_Exercise aim_: What is the number of lines holding the word "数学源自生活"? Write that number and nothing else.

_Information shown_:
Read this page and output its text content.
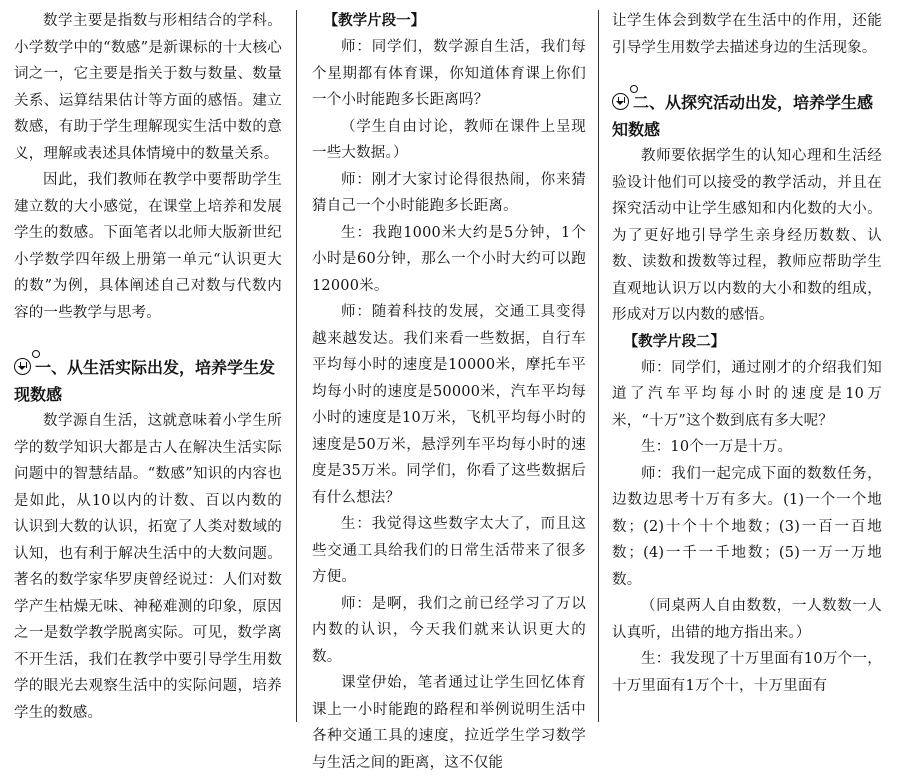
数学主要是指数与形相结合的学科。小学数学中的“数感”是新课标的十大核心词之一，它主要是指关于数与数量、数量关系、运算结果估计等方面的感悟。建立数感，有助于学生理解现实生活中数的意义，理解或表述具体情境中的数量关系。

因此，我们教师在教学中要帮助学生建立数的大小感觉，在课堂上培养和发展学生的数感。下面笔者以北师大版新世纪小学数学四年级上册第一单元“认识更大的数”为例，具体阐述自己对数与代数内容的一些教学与思考。

一、从生活实际出发，培养学生发现数感

数学源自生活，这就意味着小学生所学的数学知识大都是古人在解决生活实际问题中的智慧结晶。“数感”知识的内容也是如此，从10以内的计数、百以内数的认识到大数的认识，拓宽了人类对数域的认知，也有利于解决生活中的大数问题。著名的数学家华罗庚曾经说过：人们对数学产生枯燥无味、神秘难测的印象，原因之一是数学教学脱离实际。可见，数学离不开生活，我们在教学中要引导学生用数学的眼光去观察生活中的实际问题，培养学生的数感。

【教学片段一】

师：同学们，数学源自生活，我们每个星期都有体育课，你知道体育课上你们一个小时能跑多长距离吗？

（学生自由讨论，教师在课件上呈现一些大数据。）

师：刚才大家讨论得很热闹，你来猜猜自己一个小时能跑多长距离。

生：我跑1000米大约是5分钟，1个小时是60分钟，那么一个小时大约可以跑12000米。

师：随着科技的发展，交通工具变得越来越发达。我们来看一些数据，自行车平均每小时的速度是10000米，摩托车平均每小时的速度是50000米，汽车平均每小时的速度是10万米，飞机平均每小时的速度是50万米，悬浮列车平均每小时的速度是35万米。同学们，你看了这些数据后有什么想法？

生：我觉得这些数字太大了，而且这些交通工具给我们的日常生活带来了很多方便。

师：是啊，我们之前已经学习了万以内数的认识，今天我们就来认识更大的数。

课堂伊始，笔者通过让学生回忆体育课上一小时能跑的路程和举例说明生活中各种交通工具的速度，拉近学生学习数学与生活之间的距离，这不仅能

让学生体会到数学在生活中的作用，还能引导学生用数学去描述身边的生活现象。

二、从探究活动出发，培养学生感知数感

教师要依据学生的认知心理和生活经验设计他们可以接受的教学活动，并且在探究活动中让学生感知和内化数的大小。为了更好地引导学生亲身经历数数、认数、读数和拨数等过程，教师应帮助学生直观地认识万以内数的大小和数的组成，形成对万以内数的感悟。

【教学片段二】

师：同学们，通过刚才的介绍我们知道了汽车平均每小时的速度是10万米，“十万”这个数到底有多大呢？

生：10个一万是十万。

师：我们一起完成下面的数数任务，边数边思考十万有多大。(1)一个一个地数；(2)十个十个地数；(3)一百一百地数；(4)一千一千地数；(5)一万一万地数。

（同桌两人自由数数，一人数数一人认真听，出错的地方指出来。）

生：我发现了十万里面有10万个一，十万里面有1万个十，十万里面有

_Written answer_: 2